Work to complete: Select lines where the word "Intensity" appears.

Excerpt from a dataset
┌──
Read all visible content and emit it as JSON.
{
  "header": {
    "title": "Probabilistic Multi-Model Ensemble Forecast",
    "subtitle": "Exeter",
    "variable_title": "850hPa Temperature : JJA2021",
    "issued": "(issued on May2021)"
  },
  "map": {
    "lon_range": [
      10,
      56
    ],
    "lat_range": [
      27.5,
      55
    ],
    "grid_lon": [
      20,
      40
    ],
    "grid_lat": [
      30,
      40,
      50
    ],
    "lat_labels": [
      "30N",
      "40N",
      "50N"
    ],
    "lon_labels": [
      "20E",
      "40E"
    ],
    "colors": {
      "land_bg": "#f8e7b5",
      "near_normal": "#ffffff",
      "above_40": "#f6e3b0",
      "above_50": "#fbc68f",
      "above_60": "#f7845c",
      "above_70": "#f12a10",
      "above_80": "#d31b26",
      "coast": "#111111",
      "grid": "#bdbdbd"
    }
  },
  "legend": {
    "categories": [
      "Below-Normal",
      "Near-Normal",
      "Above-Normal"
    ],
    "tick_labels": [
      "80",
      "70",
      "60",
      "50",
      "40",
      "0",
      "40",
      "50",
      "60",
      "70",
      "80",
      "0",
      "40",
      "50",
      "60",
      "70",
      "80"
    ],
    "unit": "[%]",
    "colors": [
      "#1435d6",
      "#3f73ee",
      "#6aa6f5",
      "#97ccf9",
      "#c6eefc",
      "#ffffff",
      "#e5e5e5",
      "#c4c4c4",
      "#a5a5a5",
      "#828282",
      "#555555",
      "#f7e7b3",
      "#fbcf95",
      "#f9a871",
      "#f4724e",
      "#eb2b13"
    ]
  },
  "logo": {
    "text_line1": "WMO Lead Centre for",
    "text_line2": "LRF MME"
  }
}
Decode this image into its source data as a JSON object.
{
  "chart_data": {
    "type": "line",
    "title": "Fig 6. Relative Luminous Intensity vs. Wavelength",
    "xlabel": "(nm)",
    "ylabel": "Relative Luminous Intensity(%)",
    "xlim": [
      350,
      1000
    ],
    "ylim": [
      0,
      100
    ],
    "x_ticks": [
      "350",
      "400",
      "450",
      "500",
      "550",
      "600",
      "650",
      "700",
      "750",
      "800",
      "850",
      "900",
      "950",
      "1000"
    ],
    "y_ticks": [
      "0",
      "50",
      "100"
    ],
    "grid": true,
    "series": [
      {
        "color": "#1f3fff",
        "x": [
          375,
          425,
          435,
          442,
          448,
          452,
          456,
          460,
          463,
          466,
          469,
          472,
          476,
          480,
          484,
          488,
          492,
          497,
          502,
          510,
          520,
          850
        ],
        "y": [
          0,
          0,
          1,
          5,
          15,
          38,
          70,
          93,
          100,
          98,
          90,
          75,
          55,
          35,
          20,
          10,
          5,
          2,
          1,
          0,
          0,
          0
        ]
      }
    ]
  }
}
└──
In response:
    "title": "Fig 6. Relative Luminous Intensity vs. Wavelength",
    "ylabel": "Relative Luminous Intensity(%)",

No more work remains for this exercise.